[Rows from a figure dataset]
◆ ◆ ◆

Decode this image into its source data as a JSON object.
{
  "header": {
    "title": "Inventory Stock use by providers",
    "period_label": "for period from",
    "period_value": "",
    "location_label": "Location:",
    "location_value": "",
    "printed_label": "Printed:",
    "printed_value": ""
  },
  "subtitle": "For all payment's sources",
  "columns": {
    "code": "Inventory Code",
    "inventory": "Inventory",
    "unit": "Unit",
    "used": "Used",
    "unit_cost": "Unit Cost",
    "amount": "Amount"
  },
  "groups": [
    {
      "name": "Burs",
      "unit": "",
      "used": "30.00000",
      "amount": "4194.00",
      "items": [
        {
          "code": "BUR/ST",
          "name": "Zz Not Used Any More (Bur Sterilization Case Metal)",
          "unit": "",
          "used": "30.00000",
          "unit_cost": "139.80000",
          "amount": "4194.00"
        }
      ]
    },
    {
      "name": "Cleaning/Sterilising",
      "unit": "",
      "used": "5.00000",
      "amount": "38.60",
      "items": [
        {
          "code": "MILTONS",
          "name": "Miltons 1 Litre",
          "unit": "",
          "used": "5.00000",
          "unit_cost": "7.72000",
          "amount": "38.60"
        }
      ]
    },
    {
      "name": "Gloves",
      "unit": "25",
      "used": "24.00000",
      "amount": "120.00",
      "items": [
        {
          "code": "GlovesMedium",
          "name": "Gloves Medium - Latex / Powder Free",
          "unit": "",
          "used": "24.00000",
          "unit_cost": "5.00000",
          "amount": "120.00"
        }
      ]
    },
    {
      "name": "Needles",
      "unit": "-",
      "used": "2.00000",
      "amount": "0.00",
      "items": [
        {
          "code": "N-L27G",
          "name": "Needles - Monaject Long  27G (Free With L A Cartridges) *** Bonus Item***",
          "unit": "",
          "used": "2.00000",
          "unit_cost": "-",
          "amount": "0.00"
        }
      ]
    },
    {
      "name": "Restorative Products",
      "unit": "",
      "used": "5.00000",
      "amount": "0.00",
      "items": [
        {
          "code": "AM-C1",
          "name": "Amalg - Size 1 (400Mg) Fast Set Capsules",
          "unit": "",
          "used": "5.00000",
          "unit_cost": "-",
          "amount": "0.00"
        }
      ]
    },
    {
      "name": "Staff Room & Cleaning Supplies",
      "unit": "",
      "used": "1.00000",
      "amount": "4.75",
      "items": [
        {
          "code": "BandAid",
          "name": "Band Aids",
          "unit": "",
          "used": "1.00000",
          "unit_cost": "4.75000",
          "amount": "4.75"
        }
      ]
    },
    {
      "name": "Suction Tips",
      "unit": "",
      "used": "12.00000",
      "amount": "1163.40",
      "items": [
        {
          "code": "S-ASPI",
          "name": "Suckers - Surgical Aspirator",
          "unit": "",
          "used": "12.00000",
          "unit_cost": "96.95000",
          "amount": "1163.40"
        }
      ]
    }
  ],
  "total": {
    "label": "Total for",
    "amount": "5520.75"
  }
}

◆ ◆ ◆

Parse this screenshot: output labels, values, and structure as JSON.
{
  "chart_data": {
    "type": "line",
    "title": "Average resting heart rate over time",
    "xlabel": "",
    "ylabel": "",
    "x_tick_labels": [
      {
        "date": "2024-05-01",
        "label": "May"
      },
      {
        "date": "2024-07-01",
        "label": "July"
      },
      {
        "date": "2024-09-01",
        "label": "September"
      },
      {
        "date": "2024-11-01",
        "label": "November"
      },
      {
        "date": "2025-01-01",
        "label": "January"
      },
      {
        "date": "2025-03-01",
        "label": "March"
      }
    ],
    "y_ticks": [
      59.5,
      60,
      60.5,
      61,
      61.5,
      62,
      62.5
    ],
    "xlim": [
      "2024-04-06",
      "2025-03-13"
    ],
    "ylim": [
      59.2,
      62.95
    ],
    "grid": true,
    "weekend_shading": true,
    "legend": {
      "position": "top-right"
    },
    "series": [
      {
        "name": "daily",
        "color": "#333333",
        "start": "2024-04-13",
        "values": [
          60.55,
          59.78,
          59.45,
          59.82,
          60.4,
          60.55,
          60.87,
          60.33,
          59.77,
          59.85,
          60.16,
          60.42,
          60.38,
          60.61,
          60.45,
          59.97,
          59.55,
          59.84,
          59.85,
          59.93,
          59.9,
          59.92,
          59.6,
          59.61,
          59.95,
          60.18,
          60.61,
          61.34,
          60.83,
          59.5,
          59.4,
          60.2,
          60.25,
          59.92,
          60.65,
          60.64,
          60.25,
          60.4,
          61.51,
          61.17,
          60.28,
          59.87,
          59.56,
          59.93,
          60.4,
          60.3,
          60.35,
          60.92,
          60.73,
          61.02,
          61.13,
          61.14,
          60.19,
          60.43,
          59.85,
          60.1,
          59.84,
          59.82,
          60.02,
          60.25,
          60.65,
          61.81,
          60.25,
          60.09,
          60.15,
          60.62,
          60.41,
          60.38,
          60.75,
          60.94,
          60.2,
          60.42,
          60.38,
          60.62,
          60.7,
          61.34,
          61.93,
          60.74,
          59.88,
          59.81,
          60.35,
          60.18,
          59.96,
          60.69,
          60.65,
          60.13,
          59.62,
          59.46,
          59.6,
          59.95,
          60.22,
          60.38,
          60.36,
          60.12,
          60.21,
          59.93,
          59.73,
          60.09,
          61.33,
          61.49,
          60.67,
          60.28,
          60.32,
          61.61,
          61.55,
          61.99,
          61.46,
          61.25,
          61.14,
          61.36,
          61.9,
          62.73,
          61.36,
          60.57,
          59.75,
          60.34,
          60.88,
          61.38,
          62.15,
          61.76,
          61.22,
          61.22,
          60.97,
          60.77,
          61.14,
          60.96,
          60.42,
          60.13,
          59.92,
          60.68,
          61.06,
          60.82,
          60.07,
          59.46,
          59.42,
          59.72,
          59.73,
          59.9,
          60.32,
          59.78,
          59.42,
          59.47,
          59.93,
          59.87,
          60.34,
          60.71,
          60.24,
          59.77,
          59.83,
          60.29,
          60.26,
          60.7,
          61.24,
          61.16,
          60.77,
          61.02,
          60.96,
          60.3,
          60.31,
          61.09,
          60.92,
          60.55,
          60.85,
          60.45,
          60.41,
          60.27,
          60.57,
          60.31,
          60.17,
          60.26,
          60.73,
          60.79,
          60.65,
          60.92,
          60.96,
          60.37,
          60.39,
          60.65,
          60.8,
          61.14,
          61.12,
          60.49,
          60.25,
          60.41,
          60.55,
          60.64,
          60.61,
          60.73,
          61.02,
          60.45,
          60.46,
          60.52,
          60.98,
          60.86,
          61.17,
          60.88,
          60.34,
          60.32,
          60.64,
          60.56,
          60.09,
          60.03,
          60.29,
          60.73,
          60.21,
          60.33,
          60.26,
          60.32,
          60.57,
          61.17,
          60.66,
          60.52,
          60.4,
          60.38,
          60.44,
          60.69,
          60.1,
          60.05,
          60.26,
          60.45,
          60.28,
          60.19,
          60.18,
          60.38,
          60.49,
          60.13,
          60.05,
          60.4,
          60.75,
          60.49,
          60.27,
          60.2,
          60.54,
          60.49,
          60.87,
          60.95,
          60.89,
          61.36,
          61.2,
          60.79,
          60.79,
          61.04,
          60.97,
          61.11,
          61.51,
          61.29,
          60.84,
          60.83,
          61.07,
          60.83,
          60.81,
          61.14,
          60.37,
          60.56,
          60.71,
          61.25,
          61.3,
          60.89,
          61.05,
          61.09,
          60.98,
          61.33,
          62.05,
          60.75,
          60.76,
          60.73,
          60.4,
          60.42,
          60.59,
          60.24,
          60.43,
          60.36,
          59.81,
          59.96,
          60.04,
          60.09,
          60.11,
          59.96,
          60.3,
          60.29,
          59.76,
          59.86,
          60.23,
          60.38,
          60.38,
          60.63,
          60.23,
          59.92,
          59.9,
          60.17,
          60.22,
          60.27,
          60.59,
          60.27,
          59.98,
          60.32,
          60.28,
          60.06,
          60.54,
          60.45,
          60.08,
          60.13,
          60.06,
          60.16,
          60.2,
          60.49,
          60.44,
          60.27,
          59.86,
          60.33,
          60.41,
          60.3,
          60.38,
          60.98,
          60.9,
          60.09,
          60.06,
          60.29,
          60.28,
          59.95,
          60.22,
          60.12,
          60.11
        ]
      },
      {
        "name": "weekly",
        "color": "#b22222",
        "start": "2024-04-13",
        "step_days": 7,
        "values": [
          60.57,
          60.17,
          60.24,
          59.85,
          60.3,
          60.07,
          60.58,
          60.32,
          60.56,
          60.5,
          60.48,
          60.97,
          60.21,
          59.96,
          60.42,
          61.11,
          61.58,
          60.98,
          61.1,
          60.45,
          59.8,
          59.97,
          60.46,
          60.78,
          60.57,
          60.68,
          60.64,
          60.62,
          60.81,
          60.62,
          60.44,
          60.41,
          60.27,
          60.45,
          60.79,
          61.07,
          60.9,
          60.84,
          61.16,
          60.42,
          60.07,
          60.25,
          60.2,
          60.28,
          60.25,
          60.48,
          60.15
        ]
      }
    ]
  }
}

◆ ◆ ◆

• [AIM] Pull out each line of the listing that holds the string "date".

• [ANSWER TO THE PROBLEM]
        "date": "2024-05-01",
        "date": "2024-07-01",
        "date": "2024-09-01",
        "date": "2024-11-01",
        "date": "2025-01-01",
        "date": "2025-03-01",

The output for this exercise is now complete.